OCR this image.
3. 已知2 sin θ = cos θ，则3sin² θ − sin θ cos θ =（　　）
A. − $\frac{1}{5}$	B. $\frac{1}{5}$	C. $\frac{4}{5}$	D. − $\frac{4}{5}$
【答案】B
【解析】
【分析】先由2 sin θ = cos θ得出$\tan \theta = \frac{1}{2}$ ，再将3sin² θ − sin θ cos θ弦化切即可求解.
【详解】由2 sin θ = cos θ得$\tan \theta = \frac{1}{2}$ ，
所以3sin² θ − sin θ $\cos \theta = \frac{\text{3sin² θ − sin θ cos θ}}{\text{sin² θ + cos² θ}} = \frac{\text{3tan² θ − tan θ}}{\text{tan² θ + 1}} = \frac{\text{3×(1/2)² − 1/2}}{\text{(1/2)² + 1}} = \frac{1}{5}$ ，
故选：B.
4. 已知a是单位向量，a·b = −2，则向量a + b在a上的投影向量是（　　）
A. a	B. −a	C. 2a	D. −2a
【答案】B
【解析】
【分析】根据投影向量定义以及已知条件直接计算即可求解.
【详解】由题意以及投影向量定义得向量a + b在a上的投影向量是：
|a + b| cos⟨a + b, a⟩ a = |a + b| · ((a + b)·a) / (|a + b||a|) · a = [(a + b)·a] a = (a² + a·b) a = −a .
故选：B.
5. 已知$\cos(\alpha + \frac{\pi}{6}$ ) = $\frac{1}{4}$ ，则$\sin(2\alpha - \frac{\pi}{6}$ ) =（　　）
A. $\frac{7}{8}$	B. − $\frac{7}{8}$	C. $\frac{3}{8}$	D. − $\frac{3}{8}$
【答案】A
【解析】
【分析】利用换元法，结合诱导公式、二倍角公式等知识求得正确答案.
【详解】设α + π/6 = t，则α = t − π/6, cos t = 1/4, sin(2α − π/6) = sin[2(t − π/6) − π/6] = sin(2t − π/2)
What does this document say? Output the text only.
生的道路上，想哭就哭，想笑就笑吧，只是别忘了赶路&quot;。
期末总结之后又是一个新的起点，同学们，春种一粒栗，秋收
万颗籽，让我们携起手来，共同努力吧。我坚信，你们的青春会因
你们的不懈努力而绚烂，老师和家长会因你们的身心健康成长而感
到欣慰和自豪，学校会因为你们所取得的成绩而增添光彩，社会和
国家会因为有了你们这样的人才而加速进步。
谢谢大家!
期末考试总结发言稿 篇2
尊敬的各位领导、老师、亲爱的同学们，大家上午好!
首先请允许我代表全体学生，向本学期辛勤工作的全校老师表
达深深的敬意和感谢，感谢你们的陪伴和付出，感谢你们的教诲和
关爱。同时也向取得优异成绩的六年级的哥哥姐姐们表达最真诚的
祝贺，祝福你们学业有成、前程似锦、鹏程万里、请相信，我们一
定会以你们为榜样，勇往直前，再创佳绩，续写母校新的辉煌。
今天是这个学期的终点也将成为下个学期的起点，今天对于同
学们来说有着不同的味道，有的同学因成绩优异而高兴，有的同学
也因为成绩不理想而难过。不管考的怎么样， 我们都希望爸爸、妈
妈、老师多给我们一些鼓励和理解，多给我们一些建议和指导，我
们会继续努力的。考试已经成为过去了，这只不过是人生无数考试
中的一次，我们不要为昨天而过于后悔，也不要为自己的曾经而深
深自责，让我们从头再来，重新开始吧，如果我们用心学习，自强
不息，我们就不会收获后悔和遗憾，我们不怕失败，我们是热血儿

§ **Aim**: Give an exact repetition of all the material.

§ **Expected answer**:
OCR this image.
3. 已知2 sin θ = cos θ，则3sin² θ − sin θ cos θ =（　　）
A. − $\frac{1}{5}$	B. $\frac{1}{5}$	C. $\frac{4}{5}$	D. − $\frac{4}{5}$
【答案】B
【解析】
【分析】先由2 sin θ = cos θ得出$\tan \theta = \frac{1}{2}$ ，再将3sin² θ − sin θ cos θ弦化切即可求解.
【详解】由2 sin θ = cos θ得$\tan \theta = \frac{1}{2}$ ，
所以3sin² θ − sin θ $\cos \theta = \frac{\text{3sin² θ − sin θ cos θ}}{\text{sin² θ + cos² θ}} = \frac{\text{3tan² θ − tan θ}}{\text{tan² θ + 1}} = \frac{\text{3×(1/2)² − 1/2}}{\text{(1/2)² + 1}} = \frac{1}{5}$ ，
故选：B.
4. 已知a是单位向量，a·b = −2，则向量a + b在a上的投影向量是（　　）
A. a	B. −a	C. 2a	D. −2a
【答案】B
【解析】
【分析】根据投影向量定义以及已知条件直接计算即可求解.
【详解】由题意以及投影向量定义得向量a + b在a上的投影向量是：
|a + b| cos⟨a + b, a⟩ a = |a + b| · ((a + b)·a) / (|a + b||a|) · a = [(a + b)·a] a = (a² + a·b) a = −a .
故选：B.
5. 已知$\cos(\alpha + \frac{\pi}{6}$ ) = $\frac{1}{4}$ ，则$\sin(2\alpha - \frac{\pi}{6}$ ) =（　　）
A. $\frac{7}{8}$	B. − $\frac{7}{8}$	C. $\frac{3}{8}$	D. − $\frac{3}{8}$
【答案】A
【解析】
【分析】利用换元法，结合诱导公式、二倍角公式等知识求得正确答案.
【详解】设α + π/6 = t，则α = t − π/6, cos t = 1/4, sin(2α − π/6) = sin[2(t − π/6) − π/6] = sin(2t − π/2)
What does this document say? Output the text only.
生的道路上，想哭就哭，想笑就笑吧，只是别忘了赶路&quot;。
期末总结之后又是一个新的起点，同学们，春种一粒栗，秋收
万颗籽，让我们携起手来，共同努力吧。我坚信，你们的青春会因
你们的不懈努力而绚烂，老师和家长会因你们的身心健康成长而感
到欣慰和自豪，学校会因为你们所取得的成绩而增添光彩，社会和
国家会因为有了你们这样的人才而加速进步。
谢谢大家!
期末考试总结发言稿 篇2
尊敬的各位领导、老师、亲爱的同学们，大家上午好!
首先请允许我代表全体学生，向本学期辛勤工作的全校老师表
达深深的敬意和感谢，感谢你们的陪伴和付出，感谢你们的教诲和
关爱。同时也向取得优异成绩的六年级的哥哥姐姐们表达最真诚的
祝贺，祝福你们学业有成、前程似锦、鹏程万里、请相信，我们一
定会以你们为榜样，勇往直前，再创佳绩，续写母校新的辉煌。
今天是这个学期的终点也将成为下个学期的起点，今天对于同
学们来说有着不同的味道，有的同学因成绩优异而高兴，有的同学
也因为成绩不理想而难过。不管考的怎么样， 我们都希望爸爸、妈
妈、老师多给我们一些鼓励和理解，多给我们一些建议和指导，我
们会继续努力的。考试已经成为过去了，这只不过是人生无数考试
中的一次，我们不要为昨天而过于后悔，也不要为自己的曾经而深
深自责，让我们从头再来，重新开始吧，如果我们用心学习，自强
不息，我们就不会收获后悔和遗憾，我们不怕失败，我们是热血儿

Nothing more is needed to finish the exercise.